• [EXERCISE TASK] Tally up the lines where the string "заместитель" appears; reply with the number only.

• [DATA TO PROCESS]
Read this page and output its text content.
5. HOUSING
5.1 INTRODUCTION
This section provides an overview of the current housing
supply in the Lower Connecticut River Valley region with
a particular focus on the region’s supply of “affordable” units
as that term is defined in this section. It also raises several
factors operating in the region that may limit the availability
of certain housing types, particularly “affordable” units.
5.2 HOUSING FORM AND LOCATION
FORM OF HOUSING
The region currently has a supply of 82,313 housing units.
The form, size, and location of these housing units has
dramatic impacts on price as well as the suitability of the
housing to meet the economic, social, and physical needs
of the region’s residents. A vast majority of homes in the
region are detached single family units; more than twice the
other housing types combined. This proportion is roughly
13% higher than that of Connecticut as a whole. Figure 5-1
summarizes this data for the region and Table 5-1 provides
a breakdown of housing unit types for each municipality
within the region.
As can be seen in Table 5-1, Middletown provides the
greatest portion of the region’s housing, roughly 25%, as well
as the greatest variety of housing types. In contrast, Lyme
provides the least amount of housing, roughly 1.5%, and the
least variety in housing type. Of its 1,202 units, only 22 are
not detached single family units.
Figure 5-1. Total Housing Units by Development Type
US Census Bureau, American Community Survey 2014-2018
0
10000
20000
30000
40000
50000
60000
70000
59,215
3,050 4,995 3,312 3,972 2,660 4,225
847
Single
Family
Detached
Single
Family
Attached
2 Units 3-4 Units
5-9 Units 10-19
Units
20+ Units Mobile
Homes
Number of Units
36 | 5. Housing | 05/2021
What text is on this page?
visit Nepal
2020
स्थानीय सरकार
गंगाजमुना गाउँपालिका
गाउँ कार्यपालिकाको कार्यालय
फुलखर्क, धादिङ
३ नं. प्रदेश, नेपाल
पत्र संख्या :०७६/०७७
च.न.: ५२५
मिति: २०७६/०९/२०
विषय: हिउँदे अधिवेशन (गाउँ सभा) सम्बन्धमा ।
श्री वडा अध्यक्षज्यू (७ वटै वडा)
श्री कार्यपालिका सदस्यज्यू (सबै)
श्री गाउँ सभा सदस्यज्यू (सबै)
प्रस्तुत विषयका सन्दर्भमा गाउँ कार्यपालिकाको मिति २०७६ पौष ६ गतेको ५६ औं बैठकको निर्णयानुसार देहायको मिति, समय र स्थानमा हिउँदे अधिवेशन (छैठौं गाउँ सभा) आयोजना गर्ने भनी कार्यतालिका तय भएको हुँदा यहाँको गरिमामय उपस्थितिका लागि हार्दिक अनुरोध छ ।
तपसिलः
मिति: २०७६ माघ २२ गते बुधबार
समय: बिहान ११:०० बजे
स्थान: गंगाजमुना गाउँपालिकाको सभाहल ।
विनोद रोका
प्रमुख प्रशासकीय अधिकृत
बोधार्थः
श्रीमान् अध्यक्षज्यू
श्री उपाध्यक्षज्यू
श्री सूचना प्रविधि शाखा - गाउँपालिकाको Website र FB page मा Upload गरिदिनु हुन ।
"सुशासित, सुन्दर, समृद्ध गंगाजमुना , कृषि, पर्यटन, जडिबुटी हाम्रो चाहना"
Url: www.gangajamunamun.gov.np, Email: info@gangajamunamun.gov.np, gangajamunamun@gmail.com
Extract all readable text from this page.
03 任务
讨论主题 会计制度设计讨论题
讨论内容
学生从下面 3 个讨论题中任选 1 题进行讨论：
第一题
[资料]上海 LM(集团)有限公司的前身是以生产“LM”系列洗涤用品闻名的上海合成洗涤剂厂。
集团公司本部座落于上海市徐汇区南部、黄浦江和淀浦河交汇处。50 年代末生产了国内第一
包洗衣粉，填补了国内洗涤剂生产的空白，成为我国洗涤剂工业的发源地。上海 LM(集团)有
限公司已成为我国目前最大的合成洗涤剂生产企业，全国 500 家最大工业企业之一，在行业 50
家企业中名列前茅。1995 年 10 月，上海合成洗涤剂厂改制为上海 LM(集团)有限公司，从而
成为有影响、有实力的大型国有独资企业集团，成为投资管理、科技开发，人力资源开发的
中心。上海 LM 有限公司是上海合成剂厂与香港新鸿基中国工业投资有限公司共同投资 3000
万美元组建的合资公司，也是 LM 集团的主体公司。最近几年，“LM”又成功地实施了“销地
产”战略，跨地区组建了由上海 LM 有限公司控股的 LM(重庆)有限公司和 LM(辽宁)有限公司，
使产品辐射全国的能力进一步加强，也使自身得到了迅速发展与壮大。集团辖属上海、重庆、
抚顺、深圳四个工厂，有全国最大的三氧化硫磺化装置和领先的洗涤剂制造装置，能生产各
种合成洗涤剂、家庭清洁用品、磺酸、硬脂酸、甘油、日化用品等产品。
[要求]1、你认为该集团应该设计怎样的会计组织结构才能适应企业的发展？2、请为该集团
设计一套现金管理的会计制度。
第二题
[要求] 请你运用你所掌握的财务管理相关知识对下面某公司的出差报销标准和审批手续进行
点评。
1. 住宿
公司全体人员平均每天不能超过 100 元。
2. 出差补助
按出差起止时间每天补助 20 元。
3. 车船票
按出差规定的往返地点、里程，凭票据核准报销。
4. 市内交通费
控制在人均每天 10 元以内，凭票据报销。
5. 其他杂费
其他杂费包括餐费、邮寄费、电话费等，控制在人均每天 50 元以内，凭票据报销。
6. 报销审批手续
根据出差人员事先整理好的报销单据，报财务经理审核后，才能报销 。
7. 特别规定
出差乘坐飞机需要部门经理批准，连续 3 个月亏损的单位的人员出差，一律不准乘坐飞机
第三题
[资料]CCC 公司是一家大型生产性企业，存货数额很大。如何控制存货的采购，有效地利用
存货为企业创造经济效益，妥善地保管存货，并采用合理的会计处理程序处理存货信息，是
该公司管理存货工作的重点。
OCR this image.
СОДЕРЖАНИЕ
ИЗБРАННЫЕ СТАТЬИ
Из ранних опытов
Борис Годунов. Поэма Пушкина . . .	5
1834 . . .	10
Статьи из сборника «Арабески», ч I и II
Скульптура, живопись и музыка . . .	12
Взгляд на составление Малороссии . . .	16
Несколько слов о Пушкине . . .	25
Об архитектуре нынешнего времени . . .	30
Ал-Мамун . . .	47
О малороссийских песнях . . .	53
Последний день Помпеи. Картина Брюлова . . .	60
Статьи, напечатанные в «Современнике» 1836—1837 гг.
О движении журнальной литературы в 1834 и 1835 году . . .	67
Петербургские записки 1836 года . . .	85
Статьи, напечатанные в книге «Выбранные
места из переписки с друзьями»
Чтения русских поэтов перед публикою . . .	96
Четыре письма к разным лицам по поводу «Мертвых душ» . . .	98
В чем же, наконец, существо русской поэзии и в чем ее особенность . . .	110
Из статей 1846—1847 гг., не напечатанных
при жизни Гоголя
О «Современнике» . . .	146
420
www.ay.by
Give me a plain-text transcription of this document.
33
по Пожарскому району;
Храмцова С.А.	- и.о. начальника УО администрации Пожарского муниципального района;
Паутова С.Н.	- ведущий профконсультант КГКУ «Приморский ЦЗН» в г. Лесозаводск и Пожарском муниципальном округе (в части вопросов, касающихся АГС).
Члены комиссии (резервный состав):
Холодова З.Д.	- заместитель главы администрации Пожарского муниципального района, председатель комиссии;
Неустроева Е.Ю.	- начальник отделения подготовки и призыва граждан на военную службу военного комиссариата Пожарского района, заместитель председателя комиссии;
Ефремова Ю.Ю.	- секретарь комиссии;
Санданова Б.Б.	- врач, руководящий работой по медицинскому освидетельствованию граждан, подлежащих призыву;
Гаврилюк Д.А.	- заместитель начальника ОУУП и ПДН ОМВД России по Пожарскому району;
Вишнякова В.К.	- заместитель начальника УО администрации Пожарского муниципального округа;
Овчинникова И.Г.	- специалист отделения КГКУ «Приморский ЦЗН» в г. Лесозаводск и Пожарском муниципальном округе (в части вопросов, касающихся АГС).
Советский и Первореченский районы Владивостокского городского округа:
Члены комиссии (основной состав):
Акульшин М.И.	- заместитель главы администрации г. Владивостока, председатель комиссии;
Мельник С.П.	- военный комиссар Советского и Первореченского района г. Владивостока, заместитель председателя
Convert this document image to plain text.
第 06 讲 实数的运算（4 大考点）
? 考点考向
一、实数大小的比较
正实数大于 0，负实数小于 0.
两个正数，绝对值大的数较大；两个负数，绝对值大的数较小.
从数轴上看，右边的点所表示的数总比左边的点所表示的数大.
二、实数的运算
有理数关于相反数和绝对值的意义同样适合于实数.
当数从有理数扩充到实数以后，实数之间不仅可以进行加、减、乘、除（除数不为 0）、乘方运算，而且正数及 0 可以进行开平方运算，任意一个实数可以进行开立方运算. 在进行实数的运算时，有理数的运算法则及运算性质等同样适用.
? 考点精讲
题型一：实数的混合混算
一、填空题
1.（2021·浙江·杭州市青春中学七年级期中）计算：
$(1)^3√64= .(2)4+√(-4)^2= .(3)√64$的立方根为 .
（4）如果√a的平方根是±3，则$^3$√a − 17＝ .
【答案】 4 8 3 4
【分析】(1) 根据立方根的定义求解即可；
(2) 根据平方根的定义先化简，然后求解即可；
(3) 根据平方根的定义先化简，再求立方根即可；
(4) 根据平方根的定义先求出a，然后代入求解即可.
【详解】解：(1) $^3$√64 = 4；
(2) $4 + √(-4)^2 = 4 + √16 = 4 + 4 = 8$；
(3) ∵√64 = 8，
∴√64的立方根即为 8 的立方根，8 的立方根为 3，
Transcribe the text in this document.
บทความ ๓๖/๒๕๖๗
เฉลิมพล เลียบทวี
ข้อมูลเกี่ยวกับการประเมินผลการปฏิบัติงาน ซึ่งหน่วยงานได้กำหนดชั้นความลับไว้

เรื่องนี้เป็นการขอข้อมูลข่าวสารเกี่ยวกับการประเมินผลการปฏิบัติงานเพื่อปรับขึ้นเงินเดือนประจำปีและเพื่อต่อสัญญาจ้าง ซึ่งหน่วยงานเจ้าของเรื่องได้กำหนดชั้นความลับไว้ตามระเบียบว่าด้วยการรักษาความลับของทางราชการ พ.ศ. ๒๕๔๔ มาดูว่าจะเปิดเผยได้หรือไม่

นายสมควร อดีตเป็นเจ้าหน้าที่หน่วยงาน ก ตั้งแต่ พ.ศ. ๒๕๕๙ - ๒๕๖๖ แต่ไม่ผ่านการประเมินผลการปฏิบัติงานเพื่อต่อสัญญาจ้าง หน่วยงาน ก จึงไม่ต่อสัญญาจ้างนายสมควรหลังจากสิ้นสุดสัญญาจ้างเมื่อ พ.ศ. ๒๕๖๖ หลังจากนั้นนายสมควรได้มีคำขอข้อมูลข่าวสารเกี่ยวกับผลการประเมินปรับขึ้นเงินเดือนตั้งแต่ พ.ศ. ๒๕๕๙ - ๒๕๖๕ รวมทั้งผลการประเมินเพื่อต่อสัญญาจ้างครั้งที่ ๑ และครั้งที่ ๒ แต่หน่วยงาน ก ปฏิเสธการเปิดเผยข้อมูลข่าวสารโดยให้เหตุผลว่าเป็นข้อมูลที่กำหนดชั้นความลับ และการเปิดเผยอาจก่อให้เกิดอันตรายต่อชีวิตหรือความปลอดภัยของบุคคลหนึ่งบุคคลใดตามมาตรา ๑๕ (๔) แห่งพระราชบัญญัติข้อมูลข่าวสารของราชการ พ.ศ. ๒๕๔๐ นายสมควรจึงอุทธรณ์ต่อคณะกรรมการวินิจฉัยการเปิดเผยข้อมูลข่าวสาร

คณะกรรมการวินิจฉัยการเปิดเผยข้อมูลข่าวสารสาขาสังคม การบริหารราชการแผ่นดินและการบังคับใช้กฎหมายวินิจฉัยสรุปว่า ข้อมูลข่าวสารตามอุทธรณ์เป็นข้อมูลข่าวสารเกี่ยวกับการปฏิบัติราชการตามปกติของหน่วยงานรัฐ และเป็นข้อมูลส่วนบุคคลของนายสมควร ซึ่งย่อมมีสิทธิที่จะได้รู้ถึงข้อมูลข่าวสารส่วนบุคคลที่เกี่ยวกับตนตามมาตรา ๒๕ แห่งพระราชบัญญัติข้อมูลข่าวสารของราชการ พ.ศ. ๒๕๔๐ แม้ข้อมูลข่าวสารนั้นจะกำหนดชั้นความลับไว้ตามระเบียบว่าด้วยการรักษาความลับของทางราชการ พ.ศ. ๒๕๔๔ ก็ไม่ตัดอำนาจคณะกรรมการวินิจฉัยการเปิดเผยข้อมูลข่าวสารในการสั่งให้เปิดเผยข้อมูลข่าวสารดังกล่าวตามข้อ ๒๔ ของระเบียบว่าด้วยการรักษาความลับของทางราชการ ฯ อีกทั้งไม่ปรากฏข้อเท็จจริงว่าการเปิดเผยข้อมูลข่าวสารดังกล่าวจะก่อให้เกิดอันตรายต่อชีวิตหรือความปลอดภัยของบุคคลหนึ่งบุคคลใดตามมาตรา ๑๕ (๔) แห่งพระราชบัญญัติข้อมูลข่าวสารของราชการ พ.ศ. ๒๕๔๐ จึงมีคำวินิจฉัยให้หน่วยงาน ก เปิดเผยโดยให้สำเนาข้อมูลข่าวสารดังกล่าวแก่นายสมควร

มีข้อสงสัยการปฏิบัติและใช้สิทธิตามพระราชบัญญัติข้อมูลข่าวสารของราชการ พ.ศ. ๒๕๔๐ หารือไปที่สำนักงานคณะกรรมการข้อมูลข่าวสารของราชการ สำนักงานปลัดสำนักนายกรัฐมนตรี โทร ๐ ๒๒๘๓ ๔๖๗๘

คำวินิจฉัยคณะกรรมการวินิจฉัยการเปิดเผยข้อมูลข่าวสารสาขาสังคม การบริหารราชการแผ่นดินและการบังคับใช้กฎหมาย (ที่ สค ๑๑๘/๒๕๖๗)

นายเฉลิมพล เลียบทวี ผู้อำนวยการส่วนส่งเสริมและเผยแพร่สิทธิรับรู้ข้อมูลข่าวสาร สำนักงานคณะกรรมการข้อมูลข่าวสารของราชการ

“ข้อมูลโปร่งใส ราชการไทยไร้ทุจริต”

• [THE SOLUTION] 6